→ **What is needed**
Reproduce the full listing that appears beneath this instruction exactly.

Extracted data entries:
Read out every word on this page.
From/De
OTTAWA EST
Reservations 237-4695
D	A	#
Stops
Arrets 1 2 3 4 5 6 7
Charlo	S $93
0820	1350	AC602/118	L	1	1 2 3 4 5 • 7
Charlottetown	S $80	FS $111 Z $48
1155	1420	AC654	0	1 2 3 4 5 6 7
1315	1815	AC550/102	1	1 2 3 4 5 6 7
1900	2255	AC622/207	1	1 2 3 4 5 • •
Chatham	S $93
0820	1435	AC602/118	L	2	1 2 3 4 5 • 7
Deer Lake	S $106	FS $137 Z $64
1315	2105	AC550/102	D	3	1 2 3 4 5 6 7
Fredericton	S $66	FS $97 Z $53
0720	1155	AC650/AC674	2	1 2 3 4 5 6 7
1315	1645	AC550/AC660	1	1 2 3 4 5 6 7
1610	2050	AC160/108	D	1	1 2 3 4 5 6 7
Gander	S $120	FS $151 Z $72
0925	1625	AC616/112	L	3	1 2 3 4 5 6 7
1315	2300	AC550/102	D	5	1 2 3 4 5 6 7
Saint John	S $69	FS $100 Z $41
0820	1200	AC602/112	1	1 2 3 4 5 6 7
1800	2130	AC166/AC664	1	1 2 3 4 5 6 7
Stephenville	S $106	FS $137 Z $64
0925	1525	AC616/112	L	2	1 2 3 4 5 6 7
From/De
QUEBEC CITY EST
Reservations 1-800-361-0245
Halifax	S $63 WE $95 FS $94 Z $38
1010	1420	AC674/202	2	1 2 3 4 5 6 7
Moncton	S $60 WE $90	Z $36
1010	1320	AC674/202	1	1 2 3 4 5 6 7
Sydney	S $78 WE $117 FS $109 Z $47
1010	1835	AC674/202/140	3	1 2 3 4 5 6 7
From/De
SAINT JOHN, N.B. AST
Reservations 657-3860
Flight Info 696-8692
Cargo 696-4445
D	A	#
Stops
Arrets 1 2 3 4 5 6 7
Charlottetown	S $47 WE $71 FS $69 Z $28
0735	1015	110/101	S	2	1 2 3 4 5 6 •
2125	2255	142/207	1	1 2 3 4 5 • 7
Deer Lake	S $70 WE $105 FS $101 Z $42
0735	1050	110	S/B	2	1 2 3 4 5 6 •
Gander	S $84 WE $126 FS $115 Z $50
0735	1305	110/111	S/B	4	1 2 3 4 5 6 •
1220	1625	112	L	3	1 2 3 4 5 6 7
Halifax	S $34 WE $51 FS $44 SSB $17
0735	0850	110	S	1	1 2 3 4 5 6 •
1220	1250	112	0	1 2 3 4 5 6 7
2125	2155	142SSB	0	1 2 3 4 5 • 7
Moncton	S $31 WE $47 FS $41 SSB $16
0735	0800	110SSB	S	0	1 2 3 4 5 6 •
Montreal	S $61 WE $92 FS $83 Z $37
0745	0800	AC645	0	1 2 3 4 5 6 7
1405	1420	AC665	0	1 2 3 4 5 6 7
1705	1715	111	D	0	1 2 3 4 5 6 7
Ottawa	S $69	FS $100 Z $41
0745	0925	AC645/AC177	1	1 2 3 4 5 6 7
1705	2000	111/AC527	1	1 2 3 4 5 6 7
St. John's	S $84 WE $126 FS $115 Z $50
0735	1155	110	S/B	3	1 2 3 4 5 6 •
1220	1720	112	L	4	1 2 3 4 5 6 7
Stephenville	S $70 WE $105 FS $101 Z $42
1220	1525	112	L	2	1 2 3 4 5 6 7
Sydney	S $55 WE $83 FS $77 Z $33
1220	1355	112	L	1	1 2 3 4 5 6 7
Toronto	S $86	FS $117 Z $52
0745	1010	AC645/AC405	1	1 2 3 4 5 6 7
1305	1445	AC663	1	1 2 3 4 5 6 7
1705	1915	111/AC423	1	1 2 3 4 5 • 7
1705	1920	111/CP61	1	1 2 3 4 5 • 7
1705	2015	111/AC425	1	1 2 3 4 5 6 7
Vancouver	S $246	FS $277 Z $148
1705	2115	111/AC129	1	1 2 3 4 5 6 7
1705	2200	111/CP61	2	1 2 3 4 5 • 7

→ **Completed task**
Read out every word on this page.
From/De
OTTAWA EST
Reservations 237-4695
D	A	#
Stops
Arrets 1 2 3 4 5 6 7
Charlo	S $93
0820	1350	AC602/118	L	1	1 2 3 4 5 • 7
Charlottetown	S $80	FS $111 Z $48
1155	1420	AC654	0	1 2 3 4 5 6 7
1315	1815	AC550/102	1	1 2 3 4 5 6 7
1900	2255	AC622/207	1	1 2 3 4 5 • •
Chatham	S $93
0820	1435	AC602/118	L	2	1 2 3 4 5 • 7
Deer Lake	S $106	FS $137 Z $64
1315	2105	AC550/102	D	3	1 2 3 4 5 6 7
Fredericton	S $66	FS $97 Z $53
0720	1155	AC650/AC674	2	1 2 3 4 5 6 7
1315	1645	AC550/AC660	1	1 2 3 4 5 6 7
1610	2050	AC160/108	D	1	1 2 3 4 5 6 7
Gander	S $120	FS $151 Z $72
0925	1625	AC616/112	L	3	1 2 3 4 5 6 7
1315	2300	AC550/102	D	5	1 2 3 4 5 6 7
Saint John	S $69	FS $100 Z $41
0820	1200	AC602/112	1	1 2 3 4 5 6 7
1800	2130	AC166/AC664	1	1 2 3 4 5 6 7
Stephenville	S $106	FS $137 Z $64
0925	1525	AC616/112	L	2	1 2 3 4 5 6 7
From/De
QUEBEC CITY EST
Reservations 1-800-361-0245
Halifax	S $63 WE $95 FS $94 Z $38
1010	1420	AC674/202	2	1 2 3 4 5 6 7
Moncton	S $60 WE $90	Z $36
1010	1320	AC674/202	1	1 2 3 4 5 6 7
Sydney	S $78 WE $117 FS $109 Z $47
1010	1835	AC674/202/140	3	1 2 3 4 5 6 7
From/De
SAINT JOHN, N.B. AST
Reservations 657-3860
Flight Info 696-8692
Cargo 696-4445
D	A	#
Stops
Arrets 1 2 3 4 5 6 7
Charlottetown	S $47 WE $71 FS $69 Z $28
0735	1015	110/101	S	2	1 2 3 4 5 6 •
2125	2255	142/207	1	1 2 3 4 5 • 7
Deer Lake	S $70 WE $105 FS $101 Z $42
0735	1050	110	S/B	2	1 2 3 4 5 6 •
Gander	S $84 WE $126 FS $115 Z $50
0735	1305	110/111	S/B	4	1 2 3 4 5 6 •
1220	1625	112	L	3	1 2 3 4 5 6 7
Halifax	S $34 WE $51 FS $44 SSB $17
0735	0850	110	S	1	1 2 3 4 5 6 •
1220	1250	112	0	1 2 3 4 5 6 7
2125	2155	142SSB	0	1 2 3 4 5 • 7
Moncton	S $31 WE $47 FS $41 SSB $16
0735	0800	110SSB	S	0	1 2 3 4 5 6 •
Montreal	S $61 WE $92 FS $83 Z $37
0745	0800	AC645	0	1 2 3 4 5 6 7
1405	1420	AC665	0	1 2 3 4 5 6 7
1705	1715	111	D	0	1 2 3 4 5 6 7
Ottawa	S $69	FS $100 Z $41
0745	0925	AC645/AC177	1	1 2 3 4 5 6 7
1705	2000	111/AC527	1	1 2 3 4 5 6 7
St. John's	S $84 WE $126 FS $115 Z $50
0735	1155	110	S/B	3	1 2 3 4 5 6 •
1220	1720	112	L	4	1 2 3 4 5 6 7
Stephenville	S $70 WE $105 FS $101 Z $42
1220	1525	112	L	2	1 2 3 4 5 6 7
Sydney	S $55 WE $83 FS $77 Z $33
1220	1355	112	L	1	1 2 3 4 5 6 7
Toronto	S $86	FS $117 Z $52
0745	1010	AC645/AC405	1	1 2 3 4 5 6 7
1305	1445	AC663	1	1 2 3 4 5 6 7
1705	1915	111/AC423	1	1 2 3 4 5 • 7
1705	1920	111/CP61	1	1 2 3 4 5 • 7
1705	2015	111/AC425	1	1 2 3 4 5 6 7
Vancouver	S $246	FS $277 Z $148
1705	2115	111/AC129	1	1 2 3 4 5 6 7
1705	2200	111/CP61	2	1 2 3 4 5 • 7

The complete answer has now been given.